(Collected data)
⁂
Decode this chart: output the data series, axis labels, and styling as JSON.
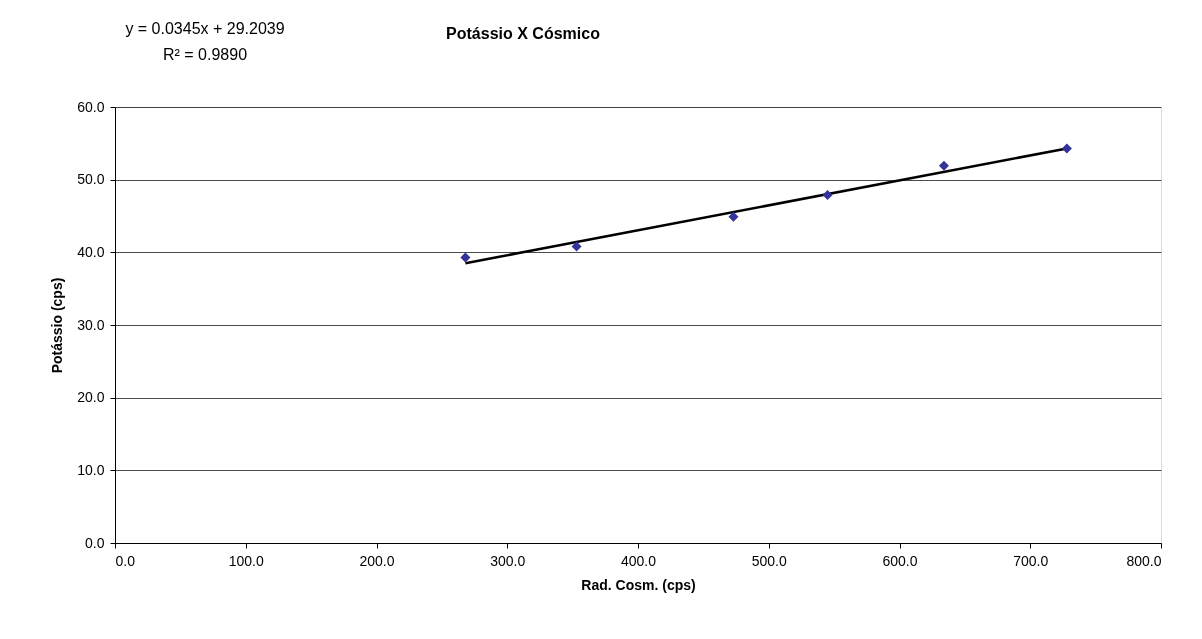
{
  "chart_data": {
    "type": "scatter",
    "title": "Potássio X Cósmico",
    "xlabel": "Rad. Cosm. (cps)",
    "ylabel": "Potássio (cps)",
    "annotations": [
      "y = 0.0345x + 29.2039",
      "R² = 0.9890"
    ],
    "xlim": [
      0,
      800
    ],
    "xticks": [
      {
        "value": 0,
        "label": "0.0"
      },
      {
        "value": 100,
        "label": "100.0"
      },
      {
        "value": 200,
        "label": "200.0"
      },
      {
        "value": 300,
        "label": "300.0"
      },
      {
        "value": 400,
        "label": "400.0"
      },
      {
        "value": 500,
        "label": "500.0"
      },
      {
        "value": 600,
        "label": "600.0"
      },
      {
        "value": 700,
        "label": "700.0"
      },
      {
        "value": 800,
        "label": "800.0"
      }
    ],
    "ylim": [
      0,
      60
    ],
    "yticks": [
      {
        "value": 0,
        "label": "0.0"
      },
      {
        "value": 10,
        "label": "10.0"
      },
      {
        "value": 20,
        "label": "20.0"
      },
      {
        "value": 30,
        "label": "30.0"
      },
      {
        "value": 40,
        "label": "40.0"
      },
      {
        "value": 50,
        "label": "50.0"
      },
      {
        "value": 60,
        "label": "60.0"
      }
    ],
    "grid": "y",
    "series": [
      {
        "color": "#333399",
        "marker": "diamond",
        "x": [
          268,
          353,
          473,
          545,
          634,
          728
        ],
        "values": [
          39.3,
          40.8,
          44.9,
          47.9,
          51.9,
          54.3
        ]
      },
      {
        "type": "line",
        "color": "#000000",
        "x": [
          268,
          728
        ],
        "values": [
          38.5,
          54.3
        ],
        "line_style": "solid",
        "marker": "none"
      }
    ]
  }
}
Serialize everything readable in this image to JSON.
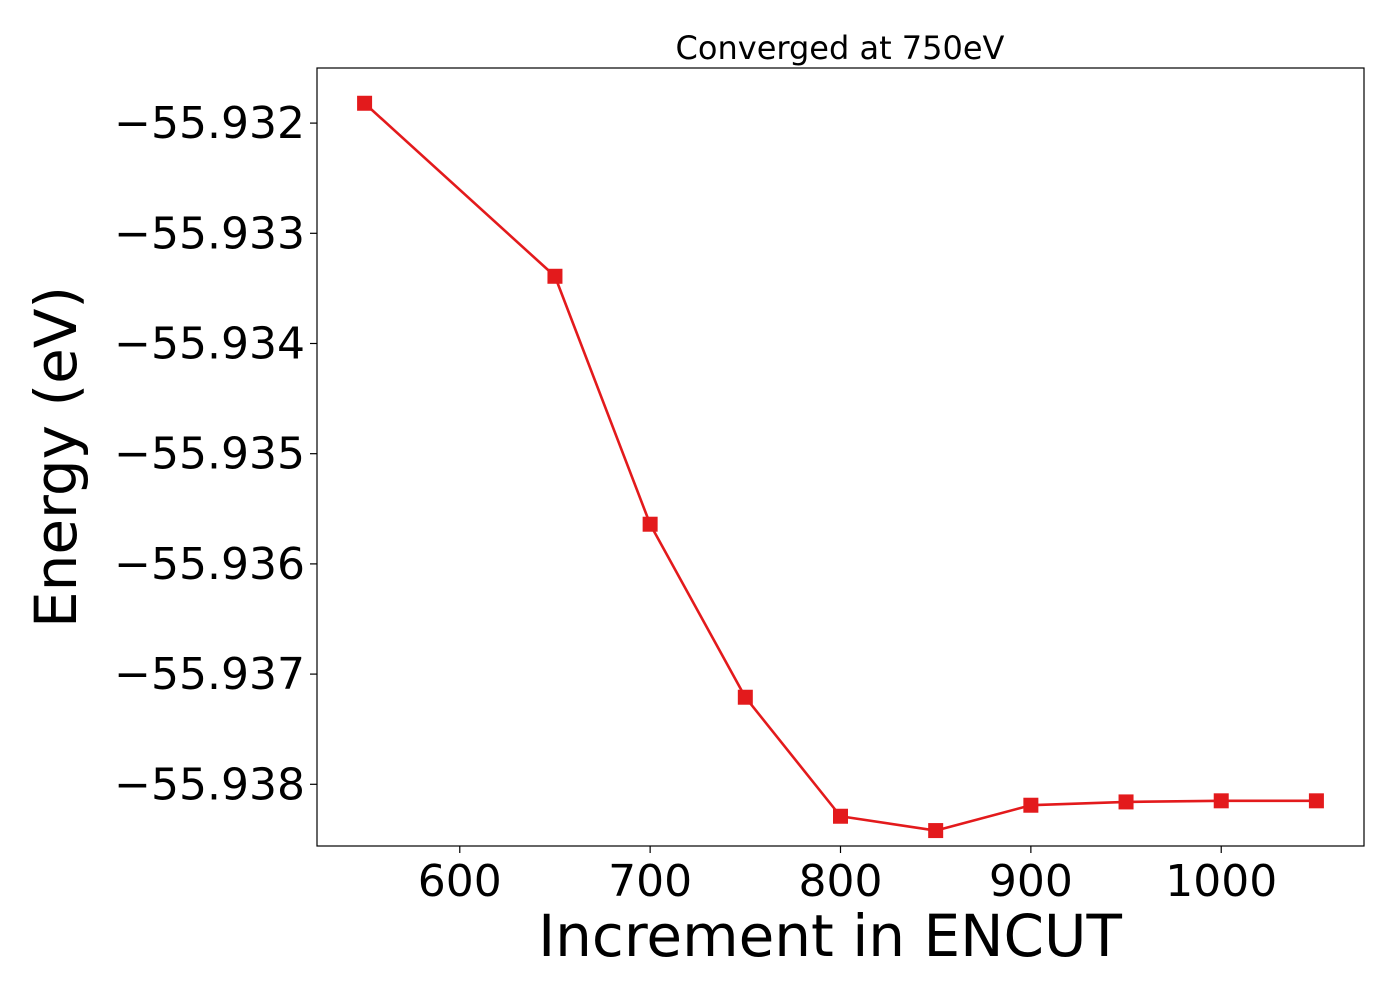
{
  "chart_data": {
    "type": "line",
    "title": "Converged at 750eV",
    "xlabel": "Increment in ENCUT",
    "ylabel": "Energy (eV)",
    "x": [
      550,
      650,
      700,
      750,
      800,
      850,
      900,
      950,
      1000,
      1050
    ],
    "series": [
      {
        "values": [
          -55.93182,
          -55.93339,
          -55.93564,
          -55.93721,
          -55.93829,
          -55.93842,
          -55.93819,
          -55.93816,
          -55.93815,
          -55.93815
        ],
        "color": "#e31a1c",
        "marker": "square"
      }
    ],
    "xlim": [
      525,
      1075
    ],
    "ylim": [
      -55.93856,
      -55.9315
    ],
    "xticks": [
      600,
      700,
      800,
      900,
      1000
    ],
    "xtick_labels": [
      "600",
      "700",
      "800",
      "900",
      "1000"
    ],
    "yticks": [
      -55.932,
      -55.933,
      -55.934,
      -55.935,
      -55.936,
      -55.937,
      -55.938
    ],
    "ytick_labels": [
      "−55.932",
      "−55.933",
      "−55.934",
      "−55.935",
      "−55.936",
      "−55.937",
      "−55.938"
    ],
    "grid": false,
    "legend": "none"
  }
}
⁂
GIVEN PROBLEM | Find every line of the data that holds the string "ylabel", then say how many there are and nothing else.

RESULT OF THIS TASK | 2